Every entry below should be printed exactly, without its images.

----

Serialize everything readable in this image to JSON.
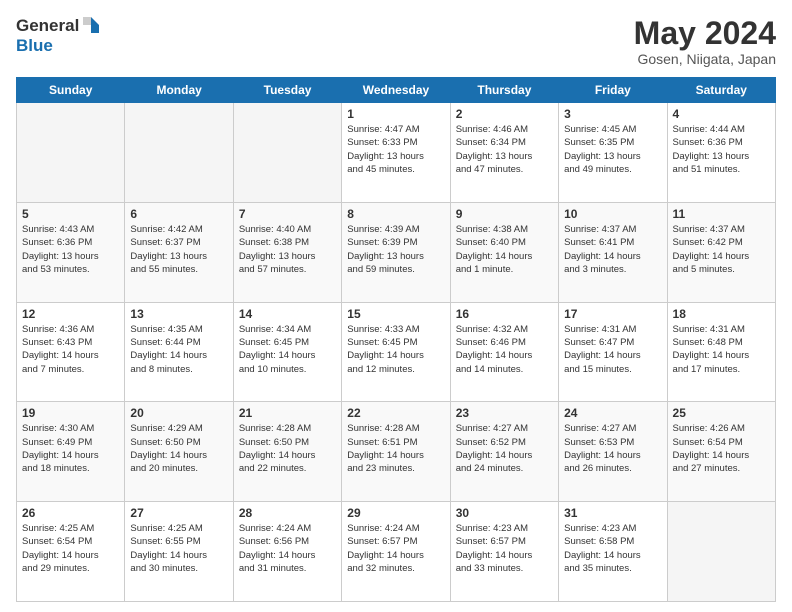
{
  "header": {
    "logo_general": "General",
    "logo_blue": "Blue",
    "month_title": "May 2024",
    "location": "Gosen, Niigata, Japan"
  },
  "weekdays": [
    "Sunday",
    "Monday",
    "Tuesday",
    "Wednesday",
    "Thursday",
    "Friday",
    "Saturday"
  ],
  "weeks": [
    [
      {
        "day": "",
        "info": ""
      },
      {
        "day": "",
        "info": ""
      },
      {
        "day": "",
        "info": ""
      },
      {
        "day": "1",
        "info": "Sunrise: 4:47 AM\nSunset: 6:33 PM\nDaylight: 13 hours\nand 45 minutes."
      },
      {
        "day": "2",
        "info": "Sunrise: 4:46 AM\nSunset: 6:34 PM\nDaylight: 13 hours\nand 47 minutes."
      },
      {
        "day": "3",
        "info": "Sunrise: 4:45 AM\nSunset: 6:35 PM\nDaylight: 13 hours\nand 49 minutes."
      },
      {
        "day": "4",
        "info": "Sunrise: 4:44 AM\nSunset: 6:36 PM\nDaylight: 13 hours\nand 51 minutes."
      }
    ],
    [
      {
        "day": "5",
        "info": "Sunrise: 4:43 AM\nSunset: 6:36 PM\nDaylight: 13 hours\nand 53 minutes."
      },
      {
        "day": "6",
        "info": "Sunrise: 4:42 AM\nSunset: 6:37 PM\nDaylight: 13 hours\nand 55 minutes."
      },
      {
        "day": "7",
        "info": "Sunrise: 4:40 AM\nSunset: 6:38 PM\nDaylight: 13 hours\nand 57 minutes."
      },
      {
        "day": "8",
        "info": "Sunrise: 4:39 AM\nSunset: 6:39 PM\nDaylight: 13 hours\nand 59 minutes."
      },
      {
        "day": "9",
        "info": "Sunrise: 4:38 AM\nSunset: 6:40 PM\nDaylight: 14 hours\nand 1 minute."
      },
      {
        "day": "10",
        "info": "Sunrise: 4:37 AM\nSunset: 6:41 PM\nDaylight: 14 hours\nand 3 minutes."
      },
      {
        "day": "11",
        "info": "Sunrise: 4:37 AM\nSunset: 6:42 PM\nDaylight: 14 hours\nand 5 minutes."
      }
    ],
    [
      {
        "day": "12",
        "info": "Sunrise: 4:36 AM\nSunset: 6:43 PM\nDaylight: 14 hours\nand 7 minutes."
      },
      {
        "day": "13",
        "info": "Sunrise: 4:35 AM\nSunset: 6:44 PM\nDaylight: 14 hours\nand 8 minutes."
      },
      {
        "day": "14",
        "info": "Sunrise: 4:34 AM\nSunset: 6:45 PM\nDaylight: 14 hours\nand 10 minutes."
      },
      {
        "day": "15",
        "info": "Sunrise: 4:33 AM\nSunset: 6:45 PM\nDaylight: 14 hours\nand 12 minutes."
      },
      {
        "day": "16",
        "info": "Sunrise: 4:32 AM\nSunset: 6:46 PM\nDaylight: 14 hours\nand 14 minutes."
      },
      {
        "day": "17",
        "info": "Sunrise: 4:31 AM\nSunset: 6:47 PM\nDaylight: 14 hours\nand 15 minutes."
      },
      {
        "day": "18",
        "info": "Sunrise: 4:31 AM\nSunset: 6:48 PM\nDaylight: 14 hours\nand 17 minutes."
      }
    ],
    [
      {
        "day": "19",
        "info": "Sunrise: 4:30 AM\nSunset: 6:49 PM\nDaylight: 14 hours\nand 18 minutes."
      },
      {
        "day": "20",
        "info": "Sunrise: 4:29 AM\nSunset: 6:50 PM\nDaylight: 14 hours\nand 20 minutes."
      },
      {
        "day": "21",
        "info": "Sunrise: 4:28 AM\nSunset: 6:50 PM\nDaylight: 14 hours\nand 22 minutes."
      },
      {
        "day": "22",
        "info": "Sunrise: 4:28 AM\nSunset: 6:51 PM\nDaylight: 14 hours\nand 23 minutes."
      },
      {
        "day": "23",
        "info": "Sunrise: 4:27 AM\nSunset: 6:52 PM\nDaylight: 14 hours\nand 24 minutes."
      },
      {
        "day": "24",
        "info": "Sunrise: 4:27 AM\nSunset: 6:53 PM\nDaylight: 14 hours\nand 26 minutes."
      },
      {
        "day": "25",
        "info": "Sunrise: 4:26 AM\nSunset: 6:54 PM\nDaylight: 14 hours\nand 27 minutes."
      }
    ],
    [
      {
        "day": "26",
        "info": "Sunrise: 4:25 AM\nSunset: 6:54 PM\nDaylight: 14 hours\nand 29 minutes."
      },
      {
        "day": "27",
        "info": "Sunrise: 4:25 AM\nSunset: 6:55 PM\nDaylight: 14 hours\nand 30 minutes."
      },
      {
        "day": "28",
        "info": "Sunrise: 4:24 AM\nSunset: 6:56 PM\nDaylight: 14 hours\nand 31 minutes."
      },
      {
        "day": "29",
        "info": "Sunrise: 4:24 AM\nSunset: 6:57 PM\nDaylight: 14 hours\nand 32 minutes."
      },
      {
        "day": "30",
        "info": "Sunrise: 4:23 AM\nSunset: 6:57 PM\nDaylight: 14 hours\nand 33 minutes."
      },
      {
        "day": "31",
        "info": "Sunrise: 4:23 AM\nSunset: 6:58 PM\nDaylight: 14 hours\nand 35 minutes."
      },
      {
        "day": "",
        "info": ""
      }
    ]
  ]
}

----

### Task response
Serialize everything readable in this image to JSON.
{
  "header": {
    "logo_general": "General",
    "logo_blue": "Blue",
    "month_title": "May 2024",
    "location": "Gosen, Niigata, Japan"
  },
  "weekdays": [
    "Sunday",
    "Monday",
    "Tuesday",
    "Wednesday",
    "Thursday",
    "Friday",
    "Saturday"
  ],
  "weeks": [
    [
      {
        "day": "",
        "info": ""
      },
      {
        "day": "",
        "info": ""
      },
      {
        "day": "",
        "info": ""
      },
      {
        "day": "1",
        "info": "Sunrise: 4:47 AM\nSunset: 6:33 PM\nDaylight: 13 hours\nand 45 minutes."
      },
      {
        "day": "2",
        "info": "Sunrise: 4:46 AM\nSunset: 6:34 PM\nDaylight: 13 hours\nand 47 minutes."
      },
      {
        "day": "3",
        "info": "Sunrise: 4:45 AM\nSunset: 6:35 PM\nDaylight: 13 hours\nand 49 minutes."
      },
      {
        "day": "4",
        "info": "Sunrise: 4:44 AM\nSunset: 6:36 PM\nDaylight: 13 hours\nand 51 minutes."
      }
    ],
    [
      {
        "day": "5",
        "info": "Sunrise: 4:43 AM\nSunset: 6:36 PM\nDaylight: 13 hours\nand 53 minutes."
      },
      {
        "day": "6",
        "info": "Sunrise: 4:42 AM\nSunset: 6:37 PM\nDaylight: 13 hours\nand 55 minutes."
      },
      {
        "day": "7",
        "info": "Sunrise: 4:40 AM\nSunset: 6:38 PM\nDaylight: 13 hours\nand 57 minutes."
      },
      {
        "day": "8",
        "info": "Sunrise: 4:39 AM\nSunset: 6:39 PM\nDaylight: 13 hours\nand 59 minutes."
      },
      {
        "day": "9",
        "info": "Sunrise: 4:38 AM\nSunset: 6:40 PM\nDaylight: 14 hours\nand 1 minute."
      },
      {
        "day": "10",
        "info": "Sunrise: 4:37 AM\nSunset: 6:41 PM\nDaylight: 14 hours\nand 3 minutes."
      },
      {
        "day": "11",
        "info": "Sunrise: 4:37 AM\nSunset: 6:42 PM\nDaylight: 14 hours\nand 5 minutes."
      }
    ],
    [
      {
        "day": "12",
        "info": "Sunrise: 4:36 AM\nSunset: 6:43 PM\nDaylight: 14 hours\nand 7 minutes."
      },
      {
        "day": "13",
        "info": "Sunrise: 4:35 AM\nSunset: 6:44 PM\nDaylight: 14 hours\nand 8 minutes."
      },
      {
        "day": "14",
        "info": "Sunrise: 4:34 AM\nSunset: 6:45 PM\nDaylight: 14 hours\nand 10 minutes."
      },
      {
        "day": "15",
        "info": "Sunrise: 4:33 AM\nSunset: 6:45 PM\nDaylight: 14 hours\nand 12 minutes."
      },
      {
        "day": "16",
        "info": "Sunrise: 4:32 AM\nSunset: 6:46 PM\nDaylight: 14 hours\nand 14 minutes."
      },
      {
        "day": "17",
        "info": "Sunrise: 4:31 AM\nSunset: 6:47 PM\nDaylight: 14 hours\nand 15 minutes."
      },
      {
        "day": "18",
        "info": "Sunrise: 4:31 AM\nSunset: 6:48 PM\nDaylight: 14 hours\nand 17 minutes."
      }
    ],
    [
      {
        "day": "19",
        "info": "Sunrise: 4:30 AM\nSunset: 6:49 PM\nDaylight: 14 hours\nand 18 minutes."
      },
      {
        "day": "20",
        "info": "Sunrise: 4:29 AM\nSunset: 6:50 PM\nDaylight: 14 hours\nand 20 minutes."
      },
      {
        "day": "21",
        "info": "Sunrise: 4:28 AM\nSunset: 6:50 PM\nDaylight: 14 hours\nand 22 minutes."
      },
      {
        "day": "22",
        "info": "Sunrise: 4:28 AM\nSunset: 6:51 PM\nDaylight: 14 hours\nand 23 minutes."
      },
      {
        "day": "23",
        "info": "Sunrise: 4:27 AM\nSunset: 6:52 PM\nDaylight: 14 hours\nand 24 minutes."
      },
      {
        "day": "24",
        "info": "Sunrise: 4:27 AM\nSunset: 6:53 PM\nDaylight: 14 hours\nand 26 minutes."
      },
      {
        "day": "25",
        "info": "Sunrise: 4:26 AM\nSunset: 6:54 PM\nDaylight: 14 hours\nand 27 minutes."
      }
    ],
    [
      {
        "day": "26",
        "info": "Sunrise: 4:25 AM\nSunset: 6:54 PM\nDaylight: 14 hours\nand 29 minutes."
      },
      {
        "day": "27",
        "info": "Sunrise: 4:25 AM\nSunset: 6:55 PM\nDaylight: 14 hours\nand 30 minutes."
      },
      {
        "day": "28",
        "info": "Sunrise: 4:24 AM\nSunset: 6:56 PM\nDaylight: 14 hours\nand 31 minutes."
      },
      {
        "day": "29",
        "info": "Sunrise: 4:24 AM\nSunset: 6:57 PM\nDaylight: 14 hours\nand 32 minutes."
      },
      {
        "day": "30",
        "info": "Sunrise: 4:23 AM\nSunset: 6:57 PM\nDaylight: 14 hours\nand 33 minutes."
      },
      {
        "day": "31",
        "info": "Sunrise: 4:23 AM\nSunset: 6:58 PM\nDaylight: 14 hours\nand 35 minutes."
      },
      {
        "day": "",
        "info": ""
      }
    ]
  ]
}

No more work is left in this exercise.